Return the records that follow, matching each one exactly.

## ROWS
— Start —

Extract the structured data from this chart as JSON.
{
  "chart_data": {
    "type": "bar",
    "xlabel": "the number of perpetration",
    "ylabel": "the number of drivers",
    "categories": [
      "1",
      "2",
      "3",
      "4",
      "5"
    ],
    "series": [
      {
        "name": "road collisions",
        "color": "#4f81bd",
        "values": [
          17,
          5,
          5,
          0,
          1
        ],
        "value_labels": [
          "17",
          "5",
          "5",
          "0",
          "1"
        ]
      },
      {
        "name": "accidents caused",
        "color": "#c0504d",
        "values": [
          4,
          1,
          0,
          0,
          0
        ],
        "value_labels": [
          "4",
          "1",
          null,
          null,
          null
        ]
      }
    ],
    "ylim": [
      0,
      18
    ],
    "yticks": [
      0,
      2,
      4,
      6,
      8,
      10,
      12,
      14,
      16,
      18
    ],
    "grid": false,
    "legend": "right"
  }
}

— End —

## OUTPUT FOR THIS TASK
Extract the structured data from this chart as JSON.
{
  "chart_data": {
    "type": "bar",
    "xlabel": "the number of perpetration",
    "ylabel": "the number of drivers",
    "categories": [
      "1",
      "2",
      "3",
      "4",
      "5"
    ],
    "series": [
      {
        "name": "road collisions",
        "color": "#4f81bd",
        "values": [
          17,
          5,
          5,
          0,
          1
        ],
        "value_labels": [
          "17",
          "5",
          "5",
          "0",
          "1"
        ]
      },
      {
        "name": "accidents caused",
        "color": "#c0504d",
        "values": [
          4,
          1,
          0,
          0,
          0
        ],
        "value_labels": [
          "4",
          "1",
          null,
          null,
          null
        ]
      }
    ],
    "ylim": [
      0,
      18
    ],
    "yticks": [
      0,
      2,
      4,
      6,
      8,
      10,
      12,
      14,
      16,
      18
    ],
    "grid": false,
    "legend": "right"
  }
}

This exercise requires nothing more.